_Aim_
Pick out each line containing the string "todo" and copy it.

━━ Input rows ━━

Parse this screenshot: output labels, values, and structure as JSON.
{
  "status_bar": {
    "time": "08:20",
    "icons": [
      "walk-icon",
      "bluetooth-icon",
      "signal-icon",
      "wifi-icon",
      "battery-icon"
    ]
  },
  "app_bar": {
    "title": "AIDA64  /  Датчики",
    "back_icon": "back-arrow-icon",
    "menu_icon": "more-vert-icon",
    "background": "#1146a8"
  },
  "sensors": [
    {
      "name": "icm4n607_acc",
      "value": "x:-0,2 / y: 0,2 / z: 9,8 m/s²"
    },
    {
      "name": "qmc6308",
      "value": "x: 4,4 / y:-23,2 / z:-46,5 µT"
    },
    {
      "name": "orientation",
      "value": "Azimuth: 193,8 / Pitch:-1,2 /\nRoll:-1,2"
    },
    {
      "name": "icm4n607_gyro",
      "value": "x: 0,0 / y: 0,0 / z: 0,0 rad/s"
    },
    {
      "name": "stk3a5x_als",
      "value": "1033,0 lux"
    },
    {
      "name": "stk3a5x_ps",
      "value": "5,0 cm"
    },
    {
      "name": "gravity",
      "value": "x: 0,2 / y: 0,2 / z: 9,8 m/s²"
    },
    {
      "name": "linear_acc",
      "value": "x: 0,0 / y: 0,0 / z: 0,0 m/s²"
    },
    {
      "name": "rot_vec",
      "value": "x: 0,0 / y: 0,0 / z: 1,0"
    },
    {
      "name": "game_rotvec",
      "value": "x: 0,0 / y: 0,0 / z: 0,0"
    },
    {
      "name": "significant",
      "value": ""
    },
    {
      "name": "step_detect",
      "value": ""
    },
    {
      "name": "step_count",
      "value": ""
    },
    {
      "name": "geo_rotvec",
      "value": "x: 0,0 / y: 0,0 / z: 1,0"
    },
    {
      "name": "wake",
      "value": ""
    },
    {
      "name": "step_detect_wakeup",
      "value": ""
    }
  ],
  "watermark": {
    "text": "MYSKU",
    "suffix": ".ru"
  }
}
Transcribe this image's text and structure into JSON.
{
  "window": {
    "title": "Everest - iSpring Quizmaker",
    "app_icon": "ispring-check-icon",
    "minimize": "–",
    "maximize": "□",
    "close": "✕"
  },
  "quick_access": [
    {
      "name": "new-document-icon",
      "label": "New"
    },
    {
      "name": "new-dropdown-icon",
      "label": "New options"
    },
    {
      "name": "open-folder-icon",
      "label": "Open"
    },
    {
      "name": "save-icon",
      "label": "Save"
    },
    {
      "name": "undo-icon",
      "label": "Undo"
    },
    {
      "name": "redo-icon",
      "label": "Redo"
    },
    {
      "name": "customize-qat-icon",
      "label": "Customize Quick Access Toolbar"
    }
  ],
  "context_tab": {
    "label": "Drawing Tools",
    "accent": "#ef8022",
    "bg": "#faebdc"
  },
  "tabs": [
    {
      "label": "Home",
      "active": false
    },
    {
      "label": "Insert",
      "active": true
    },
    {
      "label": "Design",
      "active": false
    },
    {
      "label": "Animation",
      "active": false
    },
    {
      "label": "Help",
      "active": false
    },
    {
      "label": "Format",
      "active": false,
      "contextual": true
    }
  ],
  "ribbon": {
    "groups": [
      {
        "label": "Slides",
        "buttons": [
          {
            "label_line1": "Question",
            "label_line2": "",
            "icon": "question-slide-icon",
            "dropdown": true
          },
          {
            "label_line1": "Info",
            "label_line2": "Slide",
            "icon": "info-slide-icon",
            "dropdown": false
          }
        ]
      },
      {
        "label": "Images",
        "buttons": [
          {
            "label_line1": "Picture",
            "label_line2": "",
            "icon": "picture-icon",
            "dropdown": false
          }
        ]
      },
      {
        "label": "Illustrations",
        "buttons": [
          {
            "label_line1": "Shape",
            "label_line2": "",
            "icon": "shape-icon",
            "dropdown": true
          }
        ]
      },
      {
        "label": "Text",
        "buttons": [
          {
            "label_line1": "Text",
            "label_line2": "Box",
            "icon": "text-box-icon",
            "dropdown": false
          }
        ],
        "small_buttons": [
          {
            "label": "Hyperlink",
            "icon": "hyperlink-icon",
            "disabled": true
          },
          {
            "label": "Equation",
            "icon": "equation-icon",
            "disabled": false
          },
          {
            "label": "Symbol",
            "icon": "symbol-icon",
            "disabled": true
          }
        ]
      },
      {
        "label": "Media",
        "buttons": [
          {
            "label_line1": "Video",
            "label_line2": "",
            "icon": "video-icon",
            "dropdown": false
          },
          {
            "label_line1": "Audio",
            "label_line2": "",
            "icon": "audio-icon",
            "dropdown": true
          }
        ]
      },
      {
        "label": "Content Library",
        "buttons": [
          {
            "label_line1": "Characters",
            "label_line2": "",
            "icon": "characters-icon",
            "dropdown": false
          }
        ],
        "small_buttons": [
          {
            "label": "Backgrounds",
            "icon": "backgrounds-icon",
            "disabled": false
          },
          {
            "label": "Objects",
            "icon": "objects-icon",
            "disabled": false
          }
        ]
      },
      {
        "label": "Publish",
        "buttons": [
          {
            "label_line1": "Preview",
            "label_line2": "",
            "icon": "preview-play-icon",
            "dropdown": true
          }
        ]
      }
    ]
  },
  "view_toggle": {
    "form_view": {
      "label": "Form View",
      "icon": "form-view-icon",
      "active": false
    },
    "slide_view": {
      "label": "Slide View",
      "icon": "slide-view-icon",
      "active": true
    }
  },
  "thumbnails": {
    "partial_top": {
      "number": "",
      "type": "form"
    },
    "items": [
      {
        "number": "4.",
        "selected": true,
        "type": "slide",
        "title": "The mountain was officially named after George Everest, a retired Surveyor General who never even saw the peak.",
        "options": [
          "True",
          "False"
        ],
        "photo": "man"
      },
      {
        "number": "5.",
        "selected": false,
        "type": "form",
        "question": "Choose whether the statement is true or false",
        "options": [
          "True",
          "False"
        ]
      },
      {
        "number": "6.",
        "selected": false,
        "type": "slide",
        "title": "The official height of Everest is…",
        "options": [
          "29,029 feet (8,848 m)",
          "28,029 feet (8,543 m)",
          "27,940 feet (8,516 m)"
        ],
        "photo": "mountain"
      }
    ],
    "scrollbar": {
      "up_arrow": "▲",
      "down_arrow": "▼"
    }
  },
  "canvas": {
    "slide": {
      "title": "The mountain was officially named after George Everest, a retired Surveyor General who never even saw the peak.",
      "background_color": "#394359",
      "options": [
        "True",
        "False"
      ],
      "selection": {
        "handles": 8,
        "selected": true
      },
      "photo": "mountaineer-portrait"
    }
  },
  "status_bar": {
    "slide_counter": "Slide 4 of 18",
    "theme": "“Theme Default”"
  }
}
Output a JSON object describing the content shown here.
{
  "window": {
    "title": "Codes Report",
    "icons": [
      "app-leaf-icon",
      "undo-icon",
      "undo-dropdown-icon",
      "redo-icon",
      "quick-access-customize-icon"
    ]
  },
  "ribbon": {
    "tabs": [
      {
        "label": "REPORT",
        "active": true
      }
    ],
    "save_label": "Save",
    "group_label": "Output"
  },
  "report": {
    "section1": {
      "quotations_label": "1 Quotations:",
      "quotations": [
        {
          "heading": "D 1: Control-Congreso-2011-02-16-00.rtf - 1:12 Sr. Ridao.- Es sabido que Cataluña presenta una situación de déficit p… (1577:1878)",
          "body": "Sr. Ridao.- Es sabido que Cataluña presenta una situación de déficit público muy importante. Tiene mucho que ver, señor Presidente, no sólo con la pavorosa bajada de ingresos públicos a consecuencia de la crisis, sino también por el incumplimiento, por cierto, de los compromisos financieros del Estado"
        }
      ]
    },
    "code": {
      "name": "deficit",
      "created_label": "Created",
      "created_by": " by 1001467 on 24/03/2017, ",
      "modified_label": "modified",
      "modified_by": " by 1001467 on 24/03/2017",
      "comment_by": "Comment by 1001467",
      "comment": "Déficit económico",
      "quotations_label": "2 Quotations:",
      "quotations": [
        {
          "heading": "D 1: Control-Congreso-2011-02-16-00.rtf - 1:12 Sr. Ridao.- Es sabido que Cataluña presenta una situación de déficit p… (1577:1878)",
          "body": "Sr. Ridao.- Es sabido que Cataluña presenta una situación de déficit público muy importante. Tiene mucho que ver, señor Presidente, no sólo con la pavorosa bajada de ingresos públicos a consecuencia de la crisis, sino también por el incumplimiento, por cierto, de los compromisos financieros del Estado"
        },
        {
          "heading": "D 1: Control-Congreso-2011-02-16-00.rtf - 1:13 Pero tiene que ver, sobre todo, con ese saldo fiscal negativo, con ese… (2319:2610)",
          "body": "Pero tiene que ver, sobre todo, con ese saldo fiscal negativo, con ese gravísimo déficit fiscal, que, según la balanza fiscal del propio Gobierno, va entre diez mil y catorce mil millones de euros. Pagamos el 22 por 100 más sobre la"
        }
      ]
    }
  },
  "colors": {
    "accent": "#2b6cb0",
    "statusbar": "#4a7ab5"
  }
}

━━━

_Solution for this exercise_
          "heading": "D 1: Control-Congreso-2011-02-16-00.rtf - 1:13 Pero tiene que ver, sobre todo, con ese saldo fiscal negativo, con ese… (2319:2610)",
          "body": "Pero tiene que ver, sobre todo, con ese saldo fiscal negativo, con ese gravísimo déficit fiscal, que, según la balanza fiscal del propio Gobierno, va entre diez mil y catorce mil millones de euros. Pagamos el 22 por 100 más sobre la"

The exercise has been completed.